WRITTEN PROBLEM - Each record must be reproduced exactly as it is shown.

##########

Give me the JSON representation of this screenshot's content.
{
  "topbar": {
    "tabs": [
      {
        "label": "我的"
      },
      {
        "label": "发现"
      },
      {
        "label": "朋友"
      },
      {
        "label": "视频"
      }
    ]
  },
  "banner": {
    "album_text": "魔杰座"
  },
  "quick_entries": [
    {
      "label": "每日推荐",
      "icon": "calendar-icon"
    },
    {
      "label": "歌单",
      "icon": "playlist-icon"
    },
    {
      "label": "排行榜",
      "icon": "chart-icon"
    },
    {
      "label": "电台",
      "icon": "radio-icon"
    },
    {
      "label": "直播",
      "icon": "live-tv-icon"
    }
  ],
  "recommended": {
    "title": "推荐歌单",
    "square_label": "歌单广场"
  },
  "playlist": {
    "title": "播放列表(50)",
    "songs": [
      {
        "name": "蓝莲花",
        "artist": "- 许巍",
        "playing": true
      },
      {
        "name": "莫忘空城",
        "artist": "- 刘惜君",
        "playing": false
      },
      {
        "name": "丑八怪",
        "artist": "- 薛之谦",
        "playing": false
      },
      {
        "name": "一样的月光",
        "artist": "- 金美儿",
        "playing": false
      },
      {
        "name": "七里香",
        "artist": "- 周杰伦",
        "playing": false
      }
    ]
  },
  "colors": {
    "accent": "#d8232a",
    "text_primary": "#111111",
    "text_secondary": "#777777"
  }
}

##########

FINAL RESULT -
Give me the JSON representation of this screenshot's content.
{
  "topbar": {
    "tabs": [
      {
        "label": "我的"
      },
      {
        "label": "发现"
      },
      {
        "label": "朋友"
      },
      {
        "label": "视频"
      }
    ]
  },
  "banner": {
    "album_text": "魔杰座"
  },
  "quick_entries": [
    {
      "label": "每日推荐",
      "icon": "calendar-icon"
    },
    {
      "label": "歌单",
      "icon": "playlist-icon"
    },
    {
      "label": "排行榜",
      "icon": "chart-icon"
    },
    {
      "label": "电台",
      "icon": "radio-icon"
    },
    {
      "label": "直播",
      "icon": "live-tv-icon"
    }
  ],
  "recommended": {
    "title": "推荐歌单",
    "square_label": "歌单广场"
  },
  "playlist": {
    "title": "播放列表(50)",
    "songs": [
      {
        "name": "蓝莲花",
        "artist": "- 许巍",
        "playing": true
      },
      {
        "name": "莫忘空城",
        "artist": "- 刘惜君",
        "playing": false
      },
      {
        "name": "丑八怪",
        "artist": "- 薛之谦",
        "playing": false
      },
      {
        "name": "一样的月光",
        "artist": "- 金美儿",
        "playing": false
      },
      {
        "name": "七里香",
        "artist": "- 周杰伦",
        "playing": false
      }
    ]
  },
  "colors": {
    "accent": "#d8232a",
    "text_primary": "#111111",
    "text_secondary": "#777777"
  }
}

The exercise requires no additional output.